** Start of Extracted data **

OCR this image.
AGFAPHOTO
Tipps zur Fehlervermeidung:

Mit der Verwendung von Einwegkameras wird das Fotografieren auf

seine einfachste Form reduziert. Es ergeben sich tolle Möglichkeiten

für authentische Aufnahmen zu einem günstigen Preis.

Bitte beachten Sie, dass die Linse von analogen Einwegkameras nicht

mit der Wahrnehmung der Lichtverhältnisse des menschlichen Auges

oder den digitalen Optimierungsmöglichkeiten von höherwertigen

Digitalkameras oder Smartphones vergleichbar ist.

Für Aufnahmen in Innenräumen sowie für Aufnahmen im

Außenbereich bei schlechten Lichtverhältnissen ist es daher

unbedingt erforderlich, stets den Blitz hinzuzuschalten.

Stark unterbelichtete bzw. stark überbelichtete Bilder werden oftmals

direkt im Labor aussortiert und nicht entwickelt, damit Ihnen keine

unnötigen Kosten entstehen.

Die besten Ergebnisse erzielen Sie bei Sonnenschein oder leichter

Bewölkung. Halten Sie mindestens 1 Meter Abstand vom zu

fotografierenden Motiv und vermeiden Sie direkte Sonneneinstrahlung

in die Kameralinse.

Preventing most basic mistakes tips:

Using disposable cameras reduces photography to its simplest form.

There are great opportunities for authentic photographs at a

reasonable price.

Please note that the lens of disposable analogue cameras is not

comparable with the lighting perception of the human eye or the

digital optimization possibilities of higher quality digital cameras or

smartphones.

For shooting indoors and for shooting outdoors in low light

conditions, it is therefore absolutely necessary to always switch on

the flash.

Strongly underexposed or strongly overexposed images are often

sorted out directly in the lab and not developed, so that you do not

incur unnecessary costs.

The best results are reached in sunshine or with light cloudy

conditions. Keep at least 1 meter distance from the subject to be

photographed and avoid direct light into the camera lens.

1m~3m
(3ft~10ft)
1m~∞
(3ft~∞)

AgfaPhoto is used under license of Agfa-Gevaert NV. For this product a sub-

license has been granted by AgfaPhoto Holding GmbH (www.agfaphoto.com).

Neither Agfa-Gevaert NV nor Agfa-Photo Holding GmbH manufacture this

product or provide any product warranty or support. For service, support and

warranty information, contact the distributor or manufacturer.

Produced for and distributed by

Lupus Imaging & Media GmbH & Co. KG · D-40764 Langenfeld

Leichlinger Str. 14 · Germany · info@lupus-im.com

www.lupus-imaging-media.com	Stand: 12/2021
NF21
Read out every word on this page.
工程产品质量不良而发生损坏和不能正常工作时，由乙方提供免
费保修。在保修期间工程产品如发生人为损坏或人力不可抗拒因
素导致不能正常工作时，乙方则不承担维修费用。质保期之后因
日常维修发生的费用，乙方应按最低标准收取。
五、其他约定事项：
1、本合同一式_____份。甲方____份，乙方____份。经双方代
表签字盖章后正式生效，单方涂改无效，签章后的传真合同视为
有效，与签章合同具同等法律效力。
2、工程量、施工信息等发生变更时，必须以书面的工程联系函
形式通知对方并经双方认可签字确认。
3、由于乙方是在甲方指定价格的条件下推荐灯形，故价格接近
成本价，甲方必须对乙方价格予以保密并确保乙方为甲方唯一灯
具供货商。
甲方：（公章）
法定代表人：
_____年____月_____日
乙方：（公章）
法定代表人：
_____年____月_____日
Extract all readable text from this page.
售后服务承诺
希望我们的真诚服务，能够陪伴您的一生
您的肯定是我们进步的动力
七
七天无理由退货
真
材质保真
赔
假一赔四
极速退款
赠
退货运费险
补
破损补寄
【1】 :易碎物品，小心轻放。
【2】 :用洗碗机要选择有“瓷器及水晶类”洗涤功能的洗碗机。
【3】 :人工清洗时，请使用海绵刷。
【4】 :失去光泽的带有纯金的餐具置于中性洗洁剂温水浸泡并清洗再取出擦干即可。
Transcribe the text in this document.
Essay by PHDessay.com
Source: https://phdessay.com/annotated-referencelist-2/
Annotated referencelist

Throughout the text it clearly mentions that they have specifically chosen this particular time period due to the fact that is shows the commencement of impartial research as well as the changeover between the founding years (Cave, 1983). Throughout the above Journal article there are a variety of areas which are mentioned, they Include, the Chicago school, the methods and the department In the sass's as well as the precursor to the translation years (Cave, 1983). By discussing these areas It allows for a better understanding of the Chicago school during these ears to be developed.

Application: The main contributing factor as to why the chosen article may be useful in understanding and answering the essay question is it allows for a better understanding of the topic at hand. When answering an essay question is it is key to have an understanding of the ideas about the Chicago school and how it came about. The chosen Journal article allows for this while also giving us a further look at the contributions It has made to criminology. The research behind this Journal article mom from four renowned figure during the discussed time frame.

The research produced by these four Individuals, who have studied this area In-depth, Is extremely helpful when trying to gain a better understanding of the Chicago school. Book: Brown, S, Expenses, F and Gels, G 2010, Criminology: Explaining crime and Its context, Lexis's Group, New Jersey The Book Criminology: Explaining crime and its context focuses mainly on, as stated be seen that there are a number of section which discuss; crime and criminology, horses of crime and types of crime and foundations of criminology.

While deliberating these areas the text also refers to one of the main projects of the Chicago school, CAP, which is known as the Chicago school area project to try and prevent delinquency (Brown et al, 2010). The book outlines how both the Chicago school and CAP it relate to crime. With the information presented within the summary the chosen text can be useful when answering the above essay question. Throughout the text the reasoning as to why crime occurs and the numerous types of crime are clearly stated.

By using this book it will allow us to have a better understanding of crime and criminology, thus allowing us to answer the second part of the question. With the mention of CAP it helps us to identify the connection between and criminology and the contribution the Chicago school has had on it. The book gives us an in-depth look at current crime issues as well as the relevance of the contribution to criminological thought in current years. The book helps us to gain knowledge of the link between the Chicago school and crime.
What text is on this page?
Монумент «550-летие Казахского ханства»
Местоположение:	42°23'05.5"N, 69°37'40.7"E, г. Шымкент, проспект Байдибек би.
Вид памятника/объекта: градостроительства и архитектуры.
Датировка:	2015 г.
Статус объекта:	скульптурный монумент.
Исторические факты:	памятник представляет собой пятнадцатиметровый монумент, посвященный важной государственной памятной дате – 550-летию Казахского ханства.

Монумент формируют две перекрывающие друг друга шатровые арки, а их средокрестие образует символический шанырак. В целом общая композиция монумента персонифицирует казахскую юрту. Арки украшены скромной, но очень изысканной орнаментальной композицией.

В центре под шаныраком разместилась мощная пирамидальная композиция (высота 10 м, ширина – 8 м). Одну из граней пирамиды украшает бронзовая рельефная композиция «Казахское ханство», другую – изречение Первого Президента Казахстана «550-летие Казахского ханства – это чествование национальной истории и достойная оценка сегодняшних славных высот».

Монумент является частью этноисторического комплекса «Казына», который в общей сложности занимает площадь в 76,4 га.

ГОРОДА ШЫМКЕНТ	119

** End of Extracted data **

**What to do:** How many of the lines above include the word "four"? Respond with the number alone.

**The response:** 2